■ **Task data**:
<<<<
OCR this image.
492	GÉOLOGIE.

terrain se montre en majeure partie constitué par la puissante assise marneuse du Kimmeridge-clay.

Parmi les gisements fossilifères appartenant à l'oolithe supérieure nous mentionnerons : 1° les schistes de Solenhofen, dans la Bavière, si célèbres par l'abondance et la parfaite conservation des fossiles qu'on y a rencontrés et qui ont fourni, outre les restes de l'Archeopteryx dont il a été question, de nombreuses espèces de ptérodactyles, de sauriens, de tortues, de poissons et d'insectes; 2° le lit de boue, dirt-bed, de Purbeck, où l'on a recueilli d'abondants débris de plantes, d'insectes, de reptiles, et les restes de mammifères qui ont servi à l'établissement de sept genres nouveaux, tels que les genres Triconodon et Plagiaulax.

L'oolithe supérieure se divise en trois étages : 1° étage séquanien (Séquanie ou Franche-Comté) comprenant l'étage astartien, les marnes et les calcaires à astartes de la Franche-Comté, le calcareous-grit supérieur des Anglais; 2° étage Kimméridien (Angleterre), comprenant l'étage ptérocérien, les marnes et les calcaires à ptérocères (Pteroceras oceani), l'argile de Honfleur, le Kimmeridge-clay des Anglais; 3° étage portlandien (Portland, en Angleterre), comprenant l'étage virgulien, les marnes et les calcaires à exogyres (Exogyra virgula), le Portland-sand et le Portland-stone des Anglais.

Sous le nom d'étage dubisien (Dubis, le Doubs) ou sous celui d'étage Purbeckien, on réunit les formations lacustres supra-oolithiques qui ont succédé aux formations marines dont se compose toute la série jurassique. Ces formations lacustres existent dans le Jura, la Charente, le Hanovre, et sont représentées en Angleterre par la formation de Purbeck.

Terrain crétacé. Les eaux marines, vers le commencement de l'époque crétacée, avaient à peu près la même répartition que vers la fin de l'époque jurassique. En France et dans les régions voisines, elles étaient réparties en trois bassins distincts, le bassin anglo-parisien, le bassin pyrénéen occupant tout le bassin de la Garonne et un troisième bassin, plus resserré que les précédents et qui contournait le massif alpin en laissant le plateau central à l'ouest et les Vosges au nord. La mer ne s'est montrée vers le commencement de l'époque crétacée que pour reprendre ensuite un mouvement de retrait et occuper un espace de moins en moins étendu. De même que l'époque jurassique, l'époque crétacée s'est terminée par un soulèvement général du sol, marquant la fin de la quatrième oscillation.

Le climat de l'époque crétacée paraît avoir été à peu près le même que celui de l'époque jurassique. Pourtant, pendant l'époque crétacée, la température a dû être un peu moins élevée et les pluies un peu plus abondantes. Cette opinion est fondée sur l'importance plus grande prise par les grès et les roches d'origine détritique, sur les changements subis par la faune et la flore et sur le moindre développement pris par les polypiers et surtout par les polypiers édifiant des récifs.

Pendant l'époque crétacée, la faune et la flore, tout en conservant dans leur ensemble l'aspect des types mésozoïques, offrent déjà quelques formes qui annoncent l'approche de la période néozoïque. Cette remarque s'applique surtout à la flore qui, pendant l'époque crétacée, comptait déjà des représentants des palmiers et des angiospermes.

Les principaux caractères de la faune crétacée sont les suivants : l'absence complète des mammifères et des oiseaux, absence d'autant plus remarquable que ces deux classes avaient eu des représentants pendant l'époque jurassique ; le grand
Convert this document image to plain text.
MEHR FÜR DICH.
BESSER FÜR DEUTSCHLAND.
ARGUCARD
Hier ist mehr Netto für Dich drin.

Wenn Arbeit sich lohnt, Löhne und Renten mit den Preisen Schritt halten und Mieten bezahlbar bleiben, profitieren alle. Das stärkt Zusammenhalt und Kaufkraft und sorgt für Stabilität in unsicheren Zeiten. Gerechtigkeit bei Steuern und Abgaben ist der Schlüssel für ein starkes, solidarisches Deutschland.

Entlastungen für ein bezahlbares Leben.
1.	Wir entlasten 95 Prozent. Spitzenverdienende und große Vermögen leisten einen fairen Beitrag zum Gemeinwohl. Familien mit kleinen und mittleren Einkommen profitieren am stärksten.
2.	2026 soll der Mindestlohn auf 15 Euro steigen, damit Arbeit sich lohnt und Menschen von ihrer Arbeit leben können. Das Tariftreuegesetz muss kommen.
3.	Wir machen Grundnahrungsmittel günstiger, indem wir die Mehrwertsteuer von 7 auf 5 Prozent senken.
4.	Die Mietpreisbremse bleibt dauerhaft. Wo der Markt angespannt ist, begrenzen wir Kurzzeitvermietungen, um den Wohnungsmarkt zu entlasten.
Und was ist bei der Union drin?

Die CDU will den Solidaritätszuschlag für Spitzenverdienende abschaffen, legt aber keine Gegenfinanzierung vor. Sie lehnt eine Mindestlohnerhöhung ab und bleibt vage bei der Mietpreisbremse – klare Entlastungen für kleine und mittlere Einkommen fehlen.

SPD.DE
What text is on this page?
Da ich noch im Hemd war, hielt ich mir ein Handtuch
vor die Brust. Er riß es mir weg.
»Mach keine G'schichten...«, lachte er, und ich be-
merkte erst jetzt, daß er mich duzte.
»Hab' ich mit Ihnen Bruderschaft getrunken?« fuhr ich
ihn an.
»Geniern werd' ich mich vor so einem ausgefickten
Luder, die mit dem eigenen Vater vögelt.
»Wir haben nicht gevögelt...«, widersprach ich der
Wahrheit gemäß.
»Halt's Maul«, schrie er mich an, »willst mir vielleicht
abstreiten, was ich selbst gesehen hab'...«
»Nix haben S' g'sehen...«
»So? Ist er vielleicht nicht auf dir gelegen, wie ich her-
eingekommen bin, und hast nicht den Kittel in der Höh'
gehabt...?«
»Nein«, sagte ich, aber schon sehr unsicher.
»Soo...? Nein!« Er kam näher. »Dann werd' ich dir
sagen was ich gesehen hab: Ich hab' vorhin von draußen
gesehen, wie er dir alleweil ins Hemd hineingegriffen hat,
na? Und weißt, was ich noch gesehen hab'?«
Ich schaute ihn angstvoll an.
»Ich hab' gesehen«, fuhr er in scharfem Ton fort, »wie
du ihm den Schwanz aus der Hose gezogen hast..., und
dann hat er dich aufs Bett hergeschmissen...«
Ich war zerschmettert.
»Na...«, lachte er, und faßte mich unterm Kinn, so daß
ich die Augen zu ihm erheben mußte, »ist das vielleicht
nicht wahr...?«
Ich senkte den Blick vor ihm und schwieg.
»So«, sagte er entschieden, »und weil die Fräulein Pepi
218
>>>>
■ **What you are asked to do**:
Give only the number of lines above that hold the string "werd".

■ **Solution for this task**:
2